What lines of the data hold the string "Prikaži"? Pull each one out.

── Exercise materials ──

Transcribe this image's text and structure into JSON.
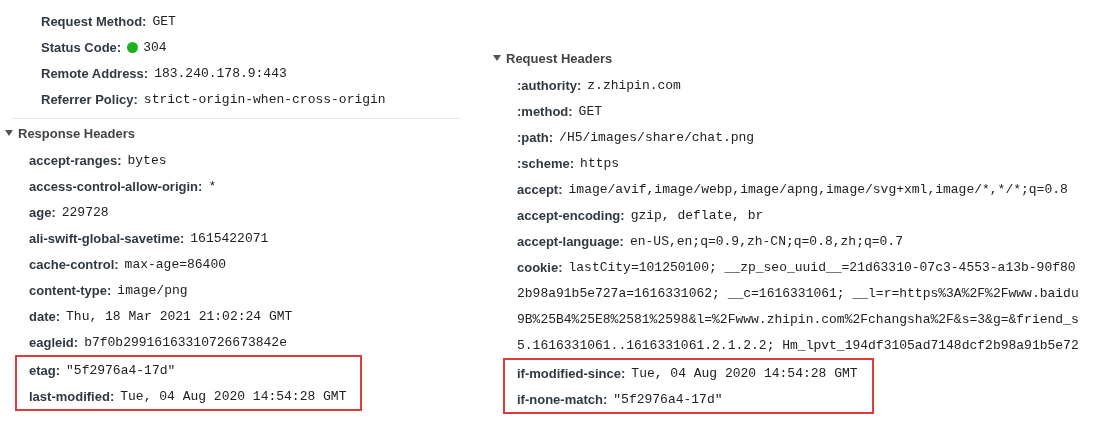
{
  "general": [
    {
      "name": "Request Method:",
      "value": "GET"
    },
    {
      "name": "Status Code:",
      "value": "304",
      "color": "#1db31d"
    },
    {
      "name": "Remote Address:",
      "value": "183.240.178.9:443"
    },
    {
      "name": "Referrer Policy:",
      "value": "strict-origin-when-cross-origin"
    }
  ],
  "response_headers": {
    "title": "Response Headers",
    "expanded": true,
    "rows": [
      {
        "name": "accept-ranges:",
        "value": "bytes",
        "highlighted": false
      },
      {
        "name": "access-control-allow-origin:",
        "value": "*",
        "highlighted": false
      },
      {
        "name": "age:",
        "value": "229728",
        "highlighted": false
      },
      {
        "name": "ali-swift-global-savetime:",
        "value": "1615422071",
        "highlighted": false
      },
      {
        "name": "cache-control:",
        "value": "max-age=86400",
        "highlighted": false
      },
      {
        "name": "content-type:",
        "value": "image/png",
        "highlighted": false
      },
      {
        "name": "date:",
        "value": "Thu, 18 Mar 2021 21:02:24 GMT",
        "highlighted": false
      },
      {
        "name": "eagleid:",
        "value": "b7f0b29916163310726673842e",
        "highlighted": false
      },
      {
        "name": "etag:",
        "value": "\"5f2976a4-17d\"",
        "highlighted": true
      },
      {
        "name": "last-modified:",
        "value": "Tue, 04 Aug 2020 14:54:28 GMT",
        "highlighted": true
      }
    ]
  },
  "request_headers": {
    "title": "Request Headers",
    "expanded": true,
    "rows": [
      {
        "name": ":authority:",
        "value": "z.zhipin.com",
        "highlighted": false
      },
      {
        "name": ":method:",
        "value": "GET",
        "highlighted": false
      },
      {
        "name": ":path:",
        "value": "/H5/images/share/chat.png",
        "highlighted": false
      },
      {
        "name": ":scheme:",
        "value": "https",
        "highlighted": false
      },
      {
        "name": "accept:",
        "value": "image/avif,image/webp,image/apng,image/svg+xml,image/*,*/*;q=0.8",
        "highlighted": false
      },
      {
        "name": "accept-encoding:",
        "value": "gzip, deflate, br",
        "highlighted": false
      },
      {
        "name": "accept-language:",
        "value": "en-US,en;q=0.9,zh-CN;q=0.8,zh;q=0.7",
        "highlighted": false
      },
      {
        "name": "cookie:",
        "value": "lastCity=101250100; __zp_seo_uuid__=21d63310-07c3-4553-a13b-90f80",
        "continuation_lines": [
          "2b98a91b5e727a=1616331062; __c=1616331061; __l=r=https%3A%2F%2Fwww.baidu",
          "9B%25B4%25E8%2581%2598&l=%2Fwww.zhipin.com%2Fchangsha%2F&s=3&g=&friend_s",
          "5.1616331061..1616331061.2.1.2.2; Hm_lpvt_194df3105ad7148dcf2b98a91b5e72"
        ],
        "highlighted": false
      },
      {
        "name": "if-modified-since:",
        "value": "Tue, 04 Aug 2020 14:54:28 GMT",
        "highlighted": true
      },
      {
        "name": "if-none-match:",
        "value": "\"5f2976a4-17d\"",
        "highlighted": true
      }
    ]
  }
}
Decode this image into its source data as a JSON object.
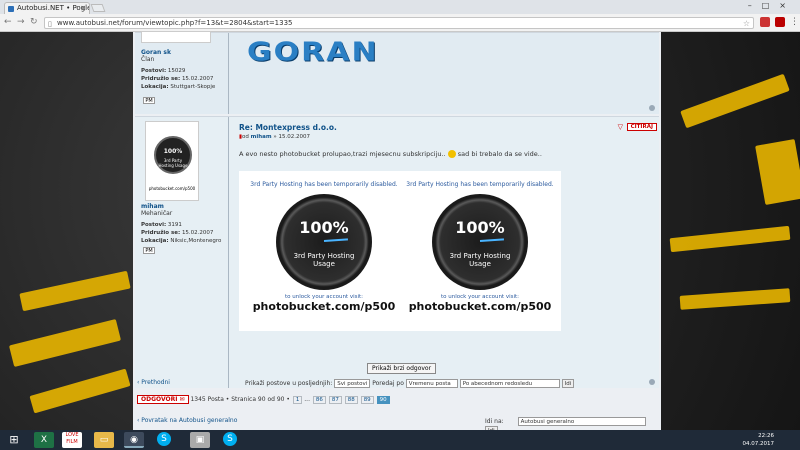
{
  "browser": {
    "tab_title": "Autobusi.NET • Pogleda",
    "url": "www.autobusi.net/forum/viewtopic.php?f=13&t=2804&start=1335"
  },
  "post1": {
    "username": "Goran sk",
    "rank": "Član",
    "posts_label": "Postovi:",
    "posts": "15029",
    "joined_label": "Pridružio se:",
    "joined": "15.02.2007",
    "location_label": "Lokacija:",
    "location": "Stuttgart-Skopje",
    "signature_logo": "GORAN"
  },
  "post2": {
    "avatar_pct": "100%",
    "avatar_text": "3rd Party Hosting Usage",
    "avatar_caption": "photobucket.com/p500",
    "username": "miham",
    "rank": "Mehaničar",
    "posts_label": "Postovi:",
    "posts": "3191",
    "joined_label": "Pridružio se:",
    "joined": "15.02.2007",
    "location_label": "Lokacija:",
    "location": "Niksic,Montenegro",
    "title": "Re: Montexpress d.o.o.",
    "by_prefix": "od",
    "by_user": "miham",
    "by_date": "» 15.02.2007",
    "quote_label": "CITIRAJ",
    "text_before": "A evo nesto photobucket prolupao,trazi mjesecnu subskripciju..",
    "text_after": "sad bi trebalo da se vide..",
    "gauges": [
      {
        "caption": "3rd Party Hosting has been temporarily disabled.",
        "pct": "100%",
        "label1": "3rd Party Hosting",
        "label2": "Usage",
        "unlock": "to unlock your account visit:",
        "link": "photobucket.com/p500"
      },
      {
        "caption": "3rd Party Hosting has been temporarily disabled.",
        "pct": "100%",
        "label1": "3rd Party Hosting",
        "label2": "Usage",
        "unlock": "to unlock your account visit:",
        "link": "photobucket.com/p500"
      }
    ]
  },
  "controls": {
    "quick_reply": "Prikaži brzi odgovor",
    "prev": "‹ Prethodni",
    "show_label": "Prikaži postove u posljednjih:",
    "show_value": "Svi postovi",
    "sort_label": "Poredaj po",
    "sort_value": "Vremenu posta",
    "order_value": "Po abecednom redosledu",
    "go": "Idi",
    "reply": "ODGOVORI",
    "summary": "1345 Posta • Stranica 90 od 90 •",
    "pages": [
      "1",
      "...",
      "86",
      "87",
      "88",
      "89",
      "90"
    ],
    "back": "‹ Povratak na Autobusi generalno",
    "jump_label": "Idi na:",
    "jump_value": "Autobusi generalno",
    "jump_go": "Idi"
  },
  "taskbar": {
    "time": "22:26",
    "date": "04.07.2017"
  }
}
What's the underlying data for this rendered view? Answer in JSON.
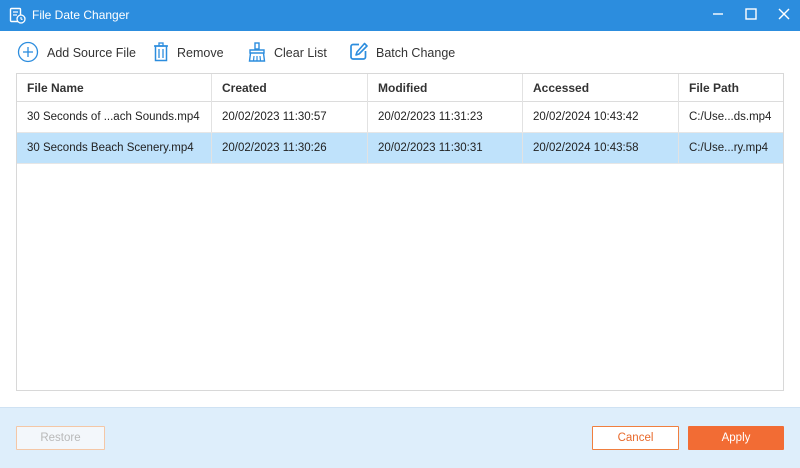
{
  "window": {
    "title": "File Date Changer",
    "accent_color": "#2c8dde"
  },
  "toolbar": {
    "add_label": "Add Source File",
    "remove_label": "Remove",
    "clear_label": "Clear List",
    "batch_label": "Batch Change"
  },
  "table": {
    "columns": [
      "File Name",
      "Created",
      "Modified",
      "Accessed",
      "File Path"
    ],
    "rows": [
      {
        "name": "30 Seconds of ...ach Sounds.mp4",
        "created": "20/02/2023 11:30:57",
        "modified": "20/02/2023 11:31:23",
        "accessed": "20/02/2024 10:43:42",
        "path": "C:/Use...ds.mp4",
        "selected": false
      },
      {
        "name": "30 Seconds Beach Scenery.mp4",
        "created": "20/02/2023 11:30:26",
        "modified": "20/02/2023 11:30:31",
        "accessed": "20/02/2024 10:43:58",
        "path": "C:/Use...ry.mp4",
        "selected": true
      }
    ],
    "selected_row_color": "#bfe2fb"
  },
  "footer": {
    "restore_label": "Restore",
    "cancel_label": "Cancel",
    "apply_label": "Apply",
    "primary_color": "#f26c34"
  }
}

───

■ **Reply**:
    "quick_reply": "Prikaži brzi odgovor",
    "show_label": "Prikaži postove u posljednjih:",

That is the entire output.